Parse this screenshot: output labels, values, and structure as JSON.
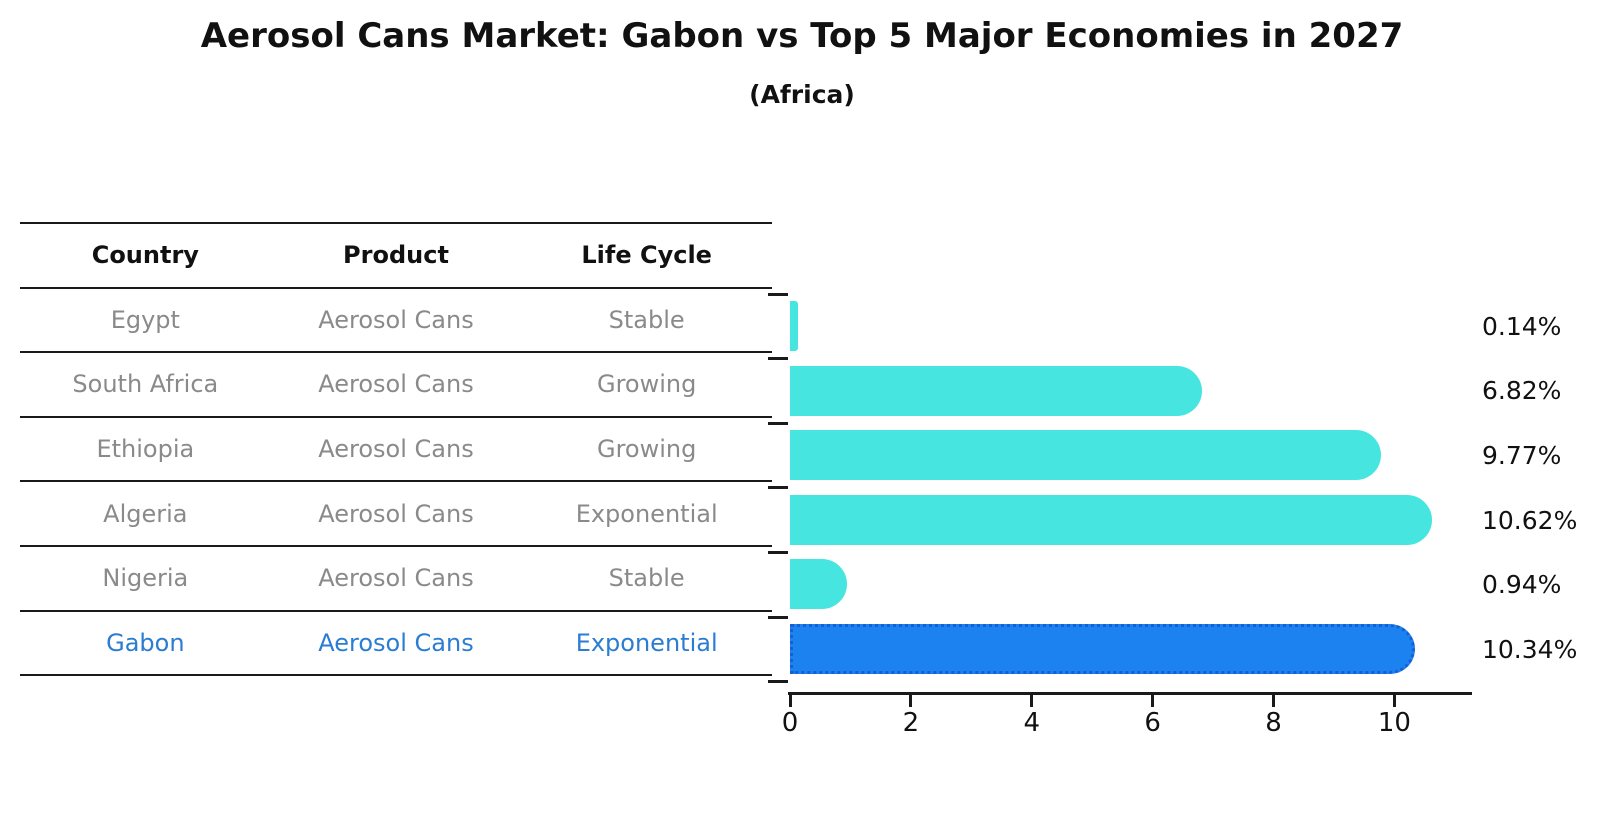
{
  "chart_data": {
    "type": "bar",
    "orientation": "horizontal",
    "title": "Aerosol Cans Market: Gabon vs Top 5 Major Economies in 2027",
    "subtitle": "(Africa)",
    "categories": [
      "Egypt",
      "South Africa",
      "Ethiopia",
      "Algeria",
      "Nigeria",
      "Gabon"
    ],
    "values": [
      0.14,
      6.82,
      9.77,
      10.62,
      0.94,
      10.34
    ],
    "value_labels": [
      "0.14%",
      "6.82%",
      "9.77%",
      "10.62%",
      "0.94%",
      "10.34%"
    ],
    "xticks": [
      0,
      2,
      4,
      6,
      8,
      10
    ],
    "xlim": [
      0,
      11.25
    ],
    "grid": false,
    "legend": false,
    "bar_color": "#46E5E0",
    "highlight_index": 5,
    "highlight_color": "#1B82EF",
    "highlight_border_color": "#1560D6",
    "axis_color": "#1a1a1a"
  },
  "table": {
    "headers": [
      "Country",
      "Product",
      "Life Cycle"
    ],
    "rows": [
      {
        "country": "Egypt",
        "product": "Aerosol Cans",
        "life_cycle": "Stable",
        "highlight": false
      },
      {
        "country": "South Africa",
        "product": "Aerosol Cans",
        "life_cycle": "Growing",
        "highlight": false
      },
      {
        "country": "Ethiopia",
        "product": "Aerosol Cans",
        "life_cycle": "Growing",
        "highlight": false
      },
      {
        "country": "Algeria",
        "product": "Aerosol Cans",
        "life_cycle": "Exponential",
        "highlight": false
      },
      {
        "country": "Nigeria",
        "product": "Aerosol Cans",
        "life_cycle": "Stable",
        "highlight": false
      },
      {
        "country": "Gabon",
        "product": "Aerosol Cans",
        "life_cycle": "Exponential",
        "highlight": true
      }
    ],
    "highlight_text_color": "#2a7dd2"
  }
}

───

Copy the whole of the material above exactly, but not its images.

▶ **TASK ANSWER**
Parse this screenshot: output labels, values, and structure as JSON.
{
  "chart_data": {
    "type": "bar",
    "orientation": "horizontal",
    "title": "Aerosol Cans Market: Gabon vs Top 5 Major Economies in 2027",
    "subtitle": "(Africa)",
    "categories": [
      "Egypt",
      "South Africa",
      "Ethiopia",
      "Algeria",
      "Nigeria",
      "Gabon"
    ],
    "values": [
      0.14,
      6.82,
      9.77,
      10.62,
      0.94,
      10.34
    ],
    "value_labels": [
      "0.14%",
      "6.82%",
      "9.77%",
      "10.62%",
      "0.94%",
      "10.34%"
    ],
    "xticks": [
      0,
      2,
      4,
      6,
      8,
      10
    ],
    "xlim": [
      0,
      11.25
    ],
    "grid": false,
    "legend": false,
    "bar_color": "#46E5E0",
    "highlight_index": 5,
    "highlight_color": "#1B82EF",
    "highlight_border_color": "#1560D6",
    "axis_color": "#1a1a1a"
  },
  "table": {
    "headers": [
      "Country",
      "Product",
      "Life Cycle"
    ],
    "rows": [
      {
        "country": "Egypt",
        "product": "Aerosol Cans",
        "life_cycle": "Stable",
        "highlight": false
      },
      {
        "country": "South Africa",
        "product": "Aerosol Cans",
        "life_cycle": "Growing",
        "highlight": false
      },
      {
        "country": "Ethiopia",
        "product": "Aerosol Cans",
        "life_cycle": "Growing",
        "highlight": false
      },
      {
        "country": "Algeria",
        "product": "Aerosol Cans",
        "life_cycle": "Exponential",
        "highlight": false
      },
      {
        "country": "Nigeria",
        "product": "Aerosol Cans",
        "life_cycle": "Stable",
        "highlight": false
      },
      {
        "country": "Gabon",
        "product": "Aerosol Cans",
        "life_cycle": "Exponential",
        "highlight": true
      }
    ],
    "highlight_text_color": "#2a7dd2"
  }
}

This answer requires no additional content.